## Stated exercise
Select the lines that contain "Notes" and copy each of them.

Dataset items:
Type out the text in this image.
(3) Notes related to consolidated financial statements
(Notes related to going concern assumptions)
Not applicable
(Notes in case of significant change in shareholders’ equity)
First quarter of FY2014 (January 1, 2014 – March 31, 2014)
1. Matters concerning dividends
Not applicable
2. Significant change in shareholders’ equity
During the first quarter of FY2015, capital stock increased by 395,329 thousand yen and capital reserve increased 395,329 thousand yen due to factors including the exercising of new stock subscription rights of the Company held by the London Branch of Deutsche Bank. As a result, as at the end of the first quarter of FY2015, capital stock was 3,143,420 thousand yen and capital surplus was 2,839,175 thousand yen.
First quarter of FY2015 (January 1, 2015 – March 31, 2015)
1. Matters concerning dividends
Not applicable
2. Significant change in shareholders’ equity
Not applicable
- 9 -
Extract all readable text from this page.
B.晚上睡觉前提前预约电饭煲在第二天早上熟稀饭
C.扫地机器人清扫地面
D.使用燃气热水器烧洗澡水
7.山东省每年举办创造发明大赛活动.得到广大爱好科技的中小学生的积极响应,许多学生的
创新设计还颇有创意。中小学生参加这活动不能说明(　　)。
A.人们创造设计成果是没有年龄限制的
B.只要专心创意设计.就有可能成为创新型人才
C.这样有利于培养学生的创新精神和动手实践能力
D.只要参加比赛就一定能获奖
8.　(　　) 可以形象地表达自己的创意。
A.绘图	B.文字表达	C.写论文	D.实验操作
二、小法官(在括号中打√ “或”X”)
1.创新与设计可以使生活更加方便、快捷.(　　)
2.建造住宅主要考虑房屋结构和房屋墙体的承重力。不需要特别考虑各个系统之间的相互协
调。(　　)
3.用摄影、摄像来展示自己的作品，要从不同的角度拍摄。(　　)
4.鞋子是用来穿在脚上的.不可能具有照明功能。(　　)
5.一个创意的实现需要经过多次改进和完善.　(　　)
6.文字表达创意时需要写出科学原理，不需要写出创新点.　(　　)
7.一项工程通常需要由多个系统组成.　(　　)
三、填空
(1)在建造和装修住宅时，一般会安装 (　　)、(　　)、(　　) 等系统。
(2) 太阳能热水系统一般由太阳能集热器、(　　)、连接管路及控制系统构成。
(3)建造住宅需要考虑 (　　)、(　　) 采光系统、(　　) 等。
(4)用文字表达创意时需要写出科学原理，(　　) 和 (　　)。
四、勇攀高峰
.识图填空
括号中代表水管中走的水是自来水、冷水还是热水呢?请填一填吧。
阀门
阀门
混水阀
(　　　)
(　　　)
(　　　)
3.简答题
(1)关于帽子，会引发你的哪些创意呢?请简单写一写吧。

## Task response
(3) Notes related to consolidated financial statements
(Notes related to going concern assumptions)
(Notes in case of significant change in shareholders’ equity)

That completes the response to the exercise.